» Objective
Return the entries below in their exact form, leaving the pictures out.

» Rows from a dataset

·····

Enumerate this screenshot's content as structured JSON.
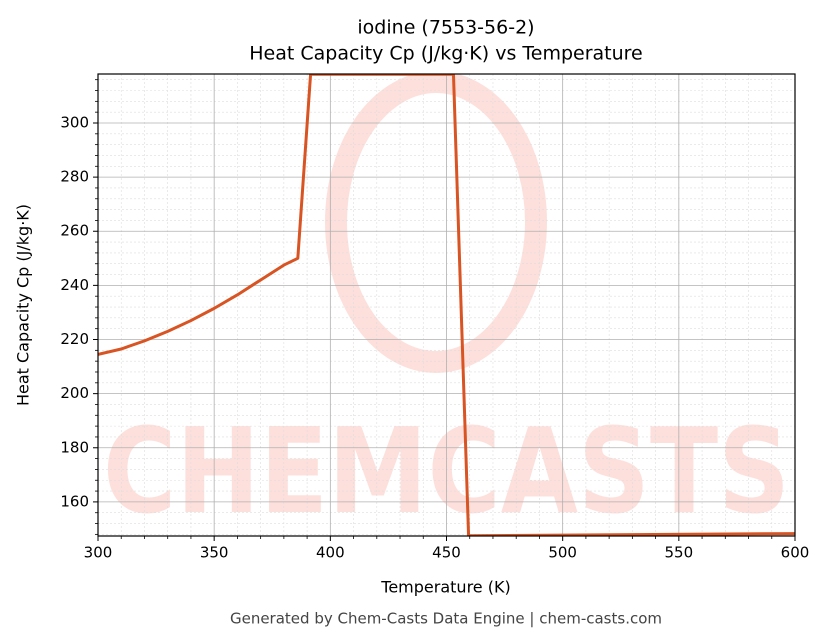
{
  "chart_data": {
    "type": "line",
    "title": "iodine (7553-56-2)",
    "subtitle": "Heat Capacity Cp (J/kg·K) vs Temperature",
    "x_label": "Temperature (K)",
    "y_label": "Heat Capacity Cp (J/kg·K)",
    "footer": "Generated by Chem-Casts Data Engine | chem-casts.com",
    "watermark": "CHEMCASTS",
    "x": [
      300,
      310,
      320,
      330,
      340,
      350,
      360,
      370,
      380,
      386,
      391.5,
      453,
      459.5,
      600
    ],
    "series": [
      {
        "name": "Cp",
        "color": "#d95423",
        "values": [
          214.5,
          216.5,
          219.5,
          223,
          227,
          231.5,
          236.5,
          242,
          247.5,
          250,
          318,
          318,
          147.5,
          148.3
        ]
      }
    ],
    "xlim": [
      300,
      600
    ],
    "ylim": [
      147.4,
      318.1
    ],
    "xticks": [
      300,
      350,
      400,
      450,
      500,
      550,
      600
    ],
    "yticks": [
      160,
      180,
      200,
      220,
      240,
      260,
      280,
      300
    ],
    "minor_xticks": [
      310,
      320,
      330,
      340,
      360,
      370,
      380,
      390,
      410,
      420,
      430,
      440,
      460,
      470,
      480,
      490,
      510,
      520,
      530,
      540,
      560,
      570,
      580,
      590
    ],
    "minor_yticks": [
      148,
      152,
      156,
      164,
      168,
      172,
      176,
      184,
      188,
      192,
      196,
      204,
      208,
      212,
      216,
      224,
      228,
      232,
      236,
      244,
      248,
      252,
      256,
      264,
      268,
      272,
      276,
      284,
      288,
      292,
      296,
      304,
      308,
      312,
      316
    ],
    "grid": true
  }
}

·····

» Result below
Enumerate this screenshot's content as structured JSON.
{
  "chart_data": {
    "type": "line",
    "title": "iodine (7553-56-2)",
    "subtitle": "Heat Capacity Cp (J/kg·K) vs Temperature",
    "x_label": "Temperature (K)",
    "y_label": "Heat Capacity Cp (J/kg·K)",
    "footer": "Generated by Chem-Casts Data Engine | chem-casts.com",
    "watermark": "CHEMCASTS",
    "x": [
      300,
      310,
      320,
      330,
      340,
      350,
      360,
      370,
      380,
      386,
      391.5,
      453,
      459.5,
      600
    ],
    "series": [
      {
        "name": "Cp",
        "color": "#d95423",
        "values": [
          214.5,
          216.5,
          219.5,
          223,
          227,
          231.5,
          236.5,
          242,
          247.5,
          250,
          318,
          318,
          147.5,
          148.3
        ]
      }
    ],
    "xlim": [
      300,
      600
    ],
    "ylim": [
      147.4,
      318.1
    ],
    "xticks": [
      300,
      350,
      400,
      450,
      500,
      550,
      600
    ],
    "yticks": [
      160,
      180,
      200,
      220,
      240,
      260,
      280,
      300
    ],
    "minor_xticks": [
      310,
      320,
      330,
      340,
      360,
      370,
      380,
      390,
      410,
      420,
      430,
      440,
      460,
      470,
      480,
      490,
      510,
      520,
      530,
      540,
      560,
      570,
      580,
      590
    ],
    "minor_yticks": [
      148,
      152,
      156,
      164,
      168,
      172,
      176,
      184,
      188,
      192,
      196,
      204,
      208,
      212,
      216,
      224,
      228,
      232,
      236,
      244,
      248,
      252,
      256,
      264,
      268,
      272,
      276,
      284,
      288,
      292,
      296,
      304,
      308,
      312,
      316
    ],
    "grid": true
  }
}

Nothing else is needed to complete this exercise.